Data items:
····················
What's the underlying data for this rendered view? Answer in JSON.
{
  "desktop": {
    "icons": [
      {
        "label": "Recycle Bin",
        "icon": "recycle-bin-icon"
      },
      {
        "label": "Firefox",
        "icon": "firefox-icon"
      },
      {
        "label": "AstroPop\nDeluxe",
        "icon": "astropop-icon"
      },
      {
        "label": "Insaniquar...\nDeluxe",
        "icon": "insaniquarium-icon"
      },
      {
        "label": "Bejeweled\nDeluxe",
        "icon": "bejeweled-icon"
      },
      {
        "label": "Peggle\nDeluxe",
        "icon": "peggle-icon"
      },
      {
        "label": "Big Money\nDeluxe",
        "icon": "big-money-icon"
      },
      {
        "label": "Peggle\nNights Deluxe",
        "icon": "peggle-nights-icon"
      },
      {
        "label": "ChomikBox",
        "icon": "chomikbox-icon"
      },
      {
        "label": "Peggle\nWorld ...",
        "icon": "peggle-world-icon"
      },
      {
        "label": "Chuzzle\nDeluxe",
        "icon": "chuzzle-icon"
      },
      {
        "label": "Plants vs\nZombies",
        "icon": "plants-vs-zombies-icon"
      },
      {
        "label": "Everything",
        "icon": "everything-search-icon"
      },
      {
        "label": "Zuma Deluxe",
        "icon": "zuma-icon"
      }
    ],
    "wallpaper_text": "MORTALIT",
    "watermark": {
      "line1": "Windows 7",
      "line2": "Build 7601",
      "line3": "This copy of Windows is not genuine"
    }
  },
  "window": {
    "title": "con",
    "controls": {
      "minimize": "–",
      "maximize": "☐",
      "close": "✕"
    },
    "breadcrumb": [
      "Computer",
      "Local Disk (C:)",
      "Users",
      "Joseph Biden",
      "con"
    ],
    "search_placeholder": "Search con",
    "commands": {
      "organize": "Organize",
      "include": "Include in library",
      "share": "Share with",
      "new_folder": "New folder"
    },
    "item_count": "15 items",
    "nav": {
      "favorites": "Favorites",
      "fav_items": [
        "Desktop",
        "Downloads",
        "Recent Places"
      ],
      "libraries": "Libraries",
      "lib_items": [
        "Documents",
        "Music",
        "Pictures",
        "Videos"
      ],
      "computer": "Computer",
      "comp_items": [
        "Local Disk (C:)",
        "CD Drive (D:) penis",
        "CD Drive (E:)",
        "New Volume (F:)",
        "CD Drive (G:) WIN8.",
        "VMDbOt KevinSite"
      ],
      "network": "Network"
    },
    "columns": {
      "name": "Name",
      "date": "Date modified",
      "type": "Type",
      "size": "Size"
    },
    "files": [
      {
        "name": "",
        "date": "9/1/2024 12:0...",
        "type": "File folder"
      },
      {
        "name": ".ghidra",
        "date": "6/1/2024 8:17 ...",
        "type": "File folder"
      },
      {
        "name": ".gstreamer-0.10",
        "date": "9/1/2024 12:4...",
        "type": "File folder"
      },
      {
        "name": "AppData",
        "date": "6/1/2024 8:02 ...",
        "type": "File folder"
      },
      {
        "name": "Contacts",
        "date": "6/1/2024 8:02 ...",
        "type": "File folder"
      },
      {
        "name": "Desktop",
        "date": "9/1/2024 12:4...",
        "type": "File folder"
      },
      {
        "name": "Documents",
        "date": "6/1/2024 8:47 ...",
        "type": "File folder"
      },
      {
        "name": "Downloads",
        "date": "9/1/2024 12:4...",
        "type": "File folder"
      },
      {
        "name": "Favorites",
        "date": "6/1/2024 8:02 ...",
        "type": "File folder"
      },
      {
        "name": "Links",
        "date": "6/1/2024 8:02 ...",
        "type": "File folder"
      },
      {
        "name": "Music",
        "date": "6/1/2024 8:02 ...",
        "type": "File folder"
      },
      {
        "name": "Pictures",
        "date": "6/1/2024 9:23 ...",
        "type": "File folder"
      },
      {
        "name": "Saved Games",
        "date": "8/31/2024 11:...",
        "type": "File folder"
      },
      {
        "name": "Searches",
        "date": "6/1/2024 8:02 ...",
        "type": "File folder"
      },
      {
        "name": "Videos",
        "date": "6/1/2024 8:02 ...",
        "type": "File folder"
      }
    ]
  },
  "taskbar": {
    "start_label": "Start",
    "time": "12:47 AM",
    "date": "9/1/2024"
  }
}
····················
▸ **Brief**:
The listing above should be transcribed in full, exactly as written.

▸ **Exercise response**:
What's the underlying data for this rendered view? Answer in JSON.
{
  "desktop": {
    "icons": [
      {
        "label": "Recycle Bin",
        "icon": "recycle-bin-icon"
      },
      {
        "label": "Firefox",
        "icon": "firefox-icon"
      },
      {
        "label": "AstroPop\nDeluxe",
        "icon": "astropop-icon"
      },
      {
        "label": "Insaniquar...\nDeluxe",
        "icon": "insaniquarium-icon"
      },
      {
        "label": "Bejeweled\nDeluxe",
        "icon": "bejeweled-icon"
      },
      {
        "label": "Peggle\nDeluxe",
        "icon": "peggle-icon"
      },
      {
        "label": "Big Money\nDeluxe",
        "icon": "big-money-icon"
      },
      {
        "label": "Peggle\nNights Deluxe",
        "icon": "peggle-nights-icon"
      },
      {
        "label": "ChomikBox",
        "icon": "chomikbox-icon"
      },
      {
        "label": "Peggle\nWorld ...",
        "icon": "peggle-world-icon"
      },
      {
        "label": "Chuzzle\nDeluxe",
        "icon": "chuzzle-icon"
      },
      {
        "label": "Plants vs\nZombies",
        "icon": "plants-vs-zombies-icon"
      },
      {
        "label": "Everything",
        "icon": "everything-search-icon"
      },
      {
        "label": "Zuma Deluxe",
        "icon": "zuma-icon"
      }
    ],
    "wallpaper_text": "MORTALIT",
    "watermark": {
      "line1": "Windows 7",
      "line2": "Build 7601",
      "line3": "This copy of Windows is not genuine"
    }
  },
  "window": {
    "title": "con",
    "controls": {
      "minimize": "–",
      "maximize": "☐",
      "close": "✕"
    },
    "breadcrumb": [
      "Computer",
      "Local Disk (C:)",
      "Users",
      "Joseph Biden",
      "con"
    ],
    "search_placeholder": "Search con",
    "commands": {
      "organize": "Organize",
      "include": "Include in library",
      "share": "Share with",
      "new_folder": "New folder"
    },
    "item_count": "15 items",
    "nav": {
      "favorites": "Favorites",
      "fav_items": [
        "Desktop",
        "Downloads",
        "Recent Places"
      ],
      "libraries": "Libraries",
      "lib_items": [
        "Documents",
        "Music",
        "Pictures",
        "Videos"
      ],
      "computer": "Computer",
      "comp_items": [
        "Local Disk (C:)",
        "CD Drive (D:) penis",
        "CD Drive (E:)",
        "New Volume (F:)",
        "CD Drive (G:) WIN8.",
        "VMDbOt KevinSite"
      ],
      "network": "Network"
    },
    "columns": {
      "name": "Name",
      "date": "Date modified",
      "type": "Type",
      "size": "Size"
    },
    "files": [
      {
        "name": "",
        "date": "9/1/2024 12:0...",
        "type": "File folder"
      },
      {
        "name": ".ghidra",
        "date": "6/1/2024 8:17 ...",
        "type": "File folder"
      },
      {
        "name": ".gstreamer-0.10",
        "date": "9/1/2024 12:4...",
        "type": "File folder"
      },
      {
        "name": "AppData",
        "date": "6/1/2024 8:02 ...",
        "type": "File folder"
      },
      {
        "name": "Contacts",
        "date": "6/1/2024 8:02 ...",
        "type": "File folder"
      },
      {
        "name": "Desktop",
        "date": "9/1/2024 12:4...",
        "type": "File folder"
      },
      {
        "name": "Documents",
        "date": "6/1/2024 8:47 ...",
        "type": "File folder"
      },
      {
        "name": "Downloads",
        "date": "9/1/2024 12:4...",
        "type": "File folder"
      },
      {
        "name": "Favorites",
        "date": "6/1/2024 8:02 ...",
        "type": "File folder"
      },
      {
        "name": "Links",
        "date": "6/1/2024 8:02 ...",
        "type": "File folder"
      },
      {
        "name": "Music",
        "date": "6/1/2024 8:02 ...",
        "type": "File folder"
      },
      {
        "name": "Pictures",
        "date": "6/1/2024 9:23 ...",
        "type": "File folder"
      },
      {
        "name": "Saved Games",
        "date": "8/31/2024 11:...",
        "type": "File folder"
      },
      {
        "name": "Searches",
        "date": "6/1/2024 8:02 ...",
        "type": "File folder"
      },
      {
        "name": "Videos",
        "date": "6/1/2024 8:02 ...",
        "type": "File folder"
      }
    ]
  },
  "taskbar": {
    "start_label": "Start",
    "time": "12:47 AM",
    "date": "9/1/2024"
  }
}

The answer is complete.